WHAT IS ASKED ->
Check every line below for the word "GUNBOT" and show those that hold it.
+--
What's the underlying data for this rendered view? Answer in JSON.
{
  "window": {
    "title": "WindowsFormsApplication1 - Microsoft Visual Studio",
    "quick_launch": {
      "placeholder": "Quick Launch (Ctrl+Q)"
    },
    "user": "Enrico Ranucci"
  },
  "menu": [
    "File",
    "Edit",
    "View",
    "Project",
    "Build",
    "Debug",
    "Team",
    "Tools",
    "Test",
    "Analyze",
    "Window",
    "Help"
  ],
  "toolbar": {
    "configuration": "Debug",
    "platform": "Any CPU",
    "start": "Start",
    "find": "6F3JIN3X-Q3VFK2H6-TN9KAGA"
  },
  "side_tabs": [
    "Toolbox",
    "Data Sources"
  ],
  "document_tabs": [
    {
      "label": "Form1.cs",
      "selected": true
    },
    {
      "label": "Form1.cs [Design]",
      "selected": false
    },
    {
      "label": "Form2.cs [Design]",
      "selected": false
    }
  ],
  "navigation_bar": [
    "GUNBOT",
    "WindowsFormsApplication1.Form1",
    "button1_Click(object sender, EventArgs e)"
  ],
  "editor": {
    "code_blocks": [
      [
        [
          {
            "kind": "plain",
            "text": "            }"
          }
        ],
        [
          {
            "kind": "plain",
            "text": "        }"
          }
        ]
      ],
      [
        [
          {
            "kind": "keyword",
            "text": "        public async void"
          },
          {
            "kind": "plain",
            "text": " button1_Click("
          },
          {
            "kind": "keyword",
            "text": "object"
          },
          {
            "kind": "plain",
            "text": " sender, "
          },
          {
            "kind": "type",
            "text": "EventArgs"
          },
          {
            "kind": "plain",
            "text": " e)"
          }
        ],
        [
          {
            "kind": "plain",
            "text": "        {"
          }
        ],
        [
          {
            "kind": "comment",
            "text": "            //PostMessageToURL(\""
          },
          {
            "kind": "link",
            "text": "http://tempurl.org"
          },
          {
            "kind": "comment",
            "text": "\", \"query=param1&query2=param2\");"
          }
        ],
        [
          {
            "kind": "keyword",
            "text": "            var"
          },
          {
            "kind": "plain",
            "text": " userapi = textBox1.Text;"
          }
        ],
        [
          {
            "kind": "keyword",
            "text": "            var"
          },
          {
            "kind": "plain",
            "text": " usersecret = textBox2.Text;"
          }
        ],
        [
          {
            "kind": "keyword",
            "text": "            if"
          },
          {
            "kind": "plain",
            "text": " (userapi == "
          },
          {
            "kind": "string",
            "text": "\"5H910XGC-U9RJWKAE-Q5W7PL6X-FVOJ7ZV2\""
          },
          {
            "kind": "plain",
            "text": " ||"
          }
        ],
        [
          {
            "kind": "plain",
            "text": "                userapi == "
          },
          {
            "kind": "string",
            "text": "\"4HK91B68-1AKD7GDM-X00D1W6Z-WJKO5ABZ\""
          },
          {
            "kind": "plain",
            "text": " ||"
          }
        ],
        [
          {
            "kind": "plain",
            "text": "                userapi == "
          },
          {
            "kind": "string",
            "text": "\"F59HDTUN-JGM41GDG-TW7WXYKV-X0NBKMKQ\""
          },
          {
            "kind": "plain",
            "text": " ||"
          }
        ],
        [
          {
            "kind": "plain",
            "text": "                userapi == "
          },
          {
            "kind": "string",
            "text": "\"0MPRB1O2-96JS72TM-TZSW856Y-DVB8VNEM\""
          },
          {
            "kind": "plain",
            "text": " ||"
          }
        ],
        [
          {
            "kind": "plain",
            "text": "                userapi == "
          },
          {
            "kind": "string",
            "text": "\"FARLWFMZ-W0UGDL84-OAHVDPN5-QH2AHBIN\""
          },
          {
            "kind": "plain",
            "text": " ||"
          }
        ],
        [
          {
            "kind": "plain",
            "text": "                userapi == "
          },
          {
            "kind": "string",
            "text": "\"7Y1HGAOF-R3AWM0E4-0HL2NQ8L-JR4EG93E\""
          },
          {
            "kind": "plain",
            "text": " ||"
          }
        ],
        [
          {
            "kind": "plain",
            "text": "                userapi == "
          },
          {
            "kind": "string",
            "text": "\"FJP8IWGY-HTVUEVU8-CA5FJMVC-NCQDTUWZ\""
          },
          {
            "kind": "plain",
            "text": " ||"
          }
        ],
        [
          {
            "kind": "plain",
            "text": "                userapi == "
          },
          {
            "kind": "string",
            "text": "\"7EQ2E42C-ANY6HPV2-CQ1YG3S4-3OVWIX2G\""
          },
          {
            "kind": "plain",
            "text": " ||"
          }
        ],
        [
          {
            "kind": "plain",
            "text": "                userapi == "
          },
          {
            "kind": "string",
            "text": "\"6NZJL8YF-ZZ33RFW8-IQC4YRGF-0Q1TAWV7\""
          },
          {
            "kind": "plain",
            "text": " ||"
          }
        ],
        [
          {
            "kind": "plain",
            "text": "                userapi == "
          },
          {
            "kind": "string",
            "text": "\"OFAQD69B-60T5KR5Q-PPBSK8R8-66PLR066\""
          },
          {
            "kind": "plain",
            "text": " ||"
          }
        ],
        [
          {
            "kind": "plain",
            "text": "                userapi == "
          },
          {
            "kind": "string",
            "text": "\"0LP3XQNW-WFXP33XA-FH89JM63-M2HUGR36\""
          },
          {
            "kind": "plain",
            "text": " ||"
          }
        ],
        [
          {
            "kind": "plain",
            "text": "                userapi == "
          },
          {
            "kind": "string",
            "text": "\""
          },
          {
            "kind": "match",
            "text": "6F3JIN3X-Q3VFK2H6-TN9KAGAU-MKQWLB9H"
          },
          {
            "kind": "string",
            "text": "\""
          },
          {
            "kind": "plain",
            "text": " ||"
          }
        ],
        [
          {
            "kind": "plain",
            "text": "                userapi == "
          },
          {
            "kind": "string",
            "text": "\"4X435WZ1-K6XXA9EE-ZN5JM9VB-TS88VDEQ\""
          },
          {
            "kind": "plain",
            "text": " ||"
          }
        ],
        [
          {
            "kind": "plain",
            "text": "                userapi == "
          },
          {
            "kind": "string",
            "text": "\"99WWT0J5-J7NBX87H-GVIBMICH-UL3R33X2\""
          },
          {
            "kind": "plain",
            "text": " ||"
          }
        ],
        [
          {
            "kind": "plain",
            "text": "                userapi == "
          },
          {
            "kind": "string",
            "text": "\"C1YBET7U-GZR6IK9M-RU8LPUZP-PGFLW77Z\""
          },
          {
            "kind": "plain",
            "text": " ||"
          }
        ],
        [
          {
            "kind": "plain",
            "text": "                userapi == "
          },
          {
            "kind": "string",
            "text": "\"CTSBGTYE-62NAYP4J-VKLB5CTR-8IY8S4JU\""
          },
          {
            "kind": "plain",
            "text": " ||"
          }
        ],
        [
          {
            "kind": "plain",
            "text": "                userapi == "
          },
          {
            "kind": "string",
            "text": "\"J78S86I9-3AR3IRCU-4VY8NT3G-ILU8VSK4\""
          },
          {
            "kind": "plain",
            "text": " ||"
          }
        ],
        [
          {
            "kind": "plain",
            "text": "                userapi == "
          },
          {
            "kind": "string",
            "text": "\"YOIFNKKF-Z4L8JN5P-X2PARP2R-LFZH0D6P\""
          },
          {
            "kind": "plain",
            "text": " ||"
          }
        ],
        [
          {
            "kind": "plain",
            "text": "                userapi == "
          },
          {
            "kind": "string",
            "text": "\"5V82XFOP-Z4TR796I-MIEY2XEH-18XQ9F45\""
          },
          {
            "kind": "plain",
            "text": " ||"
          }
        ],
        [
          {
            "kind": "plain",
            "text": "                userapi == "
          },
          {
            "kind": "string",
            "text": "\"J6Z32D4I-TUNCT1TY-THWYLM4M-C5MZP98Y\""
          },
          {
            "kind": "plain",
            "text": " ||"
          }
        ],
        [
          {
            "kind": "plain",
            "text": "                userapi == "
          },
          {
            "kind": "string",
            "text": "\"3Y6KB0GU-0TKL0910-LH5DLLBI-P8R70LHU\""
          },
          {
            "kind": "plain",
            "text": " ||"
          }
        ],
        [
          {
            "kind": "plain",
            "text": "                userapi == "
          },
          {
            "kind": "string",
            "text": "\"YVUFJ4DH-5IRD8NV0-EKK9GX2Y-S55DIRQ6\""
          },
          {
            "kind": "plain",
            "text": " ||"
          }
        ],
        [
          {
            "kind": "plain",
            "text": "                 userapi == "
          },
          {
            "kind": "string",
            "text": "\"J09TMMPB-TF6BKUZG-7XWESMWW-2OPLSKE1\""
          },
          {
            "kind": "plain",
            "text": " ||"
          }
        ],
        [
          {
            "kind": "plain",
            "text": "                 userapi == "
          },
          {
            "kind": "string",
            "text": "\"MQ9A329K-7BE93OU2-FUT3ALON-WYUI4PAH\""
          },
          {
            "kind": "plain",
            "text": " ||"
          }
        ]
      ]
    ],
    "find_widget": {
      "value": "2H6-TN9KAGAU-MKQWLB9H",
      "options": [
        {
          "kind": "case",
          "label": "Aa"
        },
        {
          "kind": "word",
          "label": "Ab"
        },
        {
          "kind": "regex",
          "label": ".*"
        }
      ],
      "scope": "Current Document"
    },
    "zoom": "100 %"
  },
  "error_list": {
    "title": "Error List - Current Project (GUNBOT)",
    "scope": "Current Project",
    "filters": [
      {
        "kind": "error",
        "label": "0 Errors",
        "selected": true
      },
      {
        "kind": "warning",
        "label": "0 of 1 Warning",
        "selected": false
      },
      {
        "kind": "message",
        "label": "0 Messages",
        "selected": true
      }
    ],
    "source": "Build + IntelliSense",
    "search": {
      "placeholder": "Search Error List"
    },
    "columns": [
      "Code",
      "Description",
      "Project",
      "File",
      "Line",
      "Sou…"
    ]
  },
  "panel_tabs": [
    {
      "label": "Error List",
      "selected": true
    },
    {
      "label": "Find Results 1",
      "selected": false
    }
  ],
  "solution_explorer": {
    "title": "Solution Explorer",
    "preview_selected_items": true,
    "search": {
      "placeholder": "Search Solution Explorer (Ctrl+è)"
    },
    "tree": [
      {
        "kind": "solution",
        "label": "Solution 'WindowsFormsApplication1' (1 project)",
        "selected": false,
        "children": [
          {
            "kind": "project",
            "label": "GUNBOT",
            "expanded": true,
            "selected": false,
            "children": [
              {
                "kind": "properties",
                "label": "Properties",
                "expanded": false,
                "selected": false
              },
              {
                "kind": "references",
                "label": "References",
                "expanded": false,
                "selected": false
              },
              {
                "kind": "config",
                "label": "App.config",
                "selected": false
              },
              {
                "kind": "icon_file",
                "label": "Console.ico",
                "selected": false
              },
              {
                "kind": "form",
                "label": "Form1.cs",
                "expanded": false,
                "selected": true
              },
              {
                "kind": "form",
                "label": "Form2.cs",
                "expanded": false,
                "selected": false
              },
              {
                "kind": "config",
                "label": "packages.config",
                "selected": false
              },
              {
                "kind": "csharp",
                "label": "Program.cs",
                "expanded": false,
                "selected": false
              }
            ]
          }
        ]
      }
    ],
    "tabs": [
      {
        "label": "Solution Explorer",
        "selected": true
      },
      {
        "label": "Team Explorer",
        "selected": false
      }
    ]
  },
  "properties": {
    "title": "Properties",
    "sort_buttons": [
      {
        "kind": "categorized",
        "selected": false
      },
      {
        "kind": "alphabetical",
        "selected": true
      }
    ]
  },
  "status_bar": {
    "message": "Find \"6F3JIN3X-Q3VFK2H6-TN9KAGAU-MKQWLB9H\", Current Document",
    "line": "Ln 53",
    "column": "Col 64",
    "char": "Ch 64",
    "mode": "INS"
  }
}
+--
IN RESPONSE ->
    "GUNBOT",
    "title": "Error List - Current Project (GUNBOT)",
            "label": "GUNBOT",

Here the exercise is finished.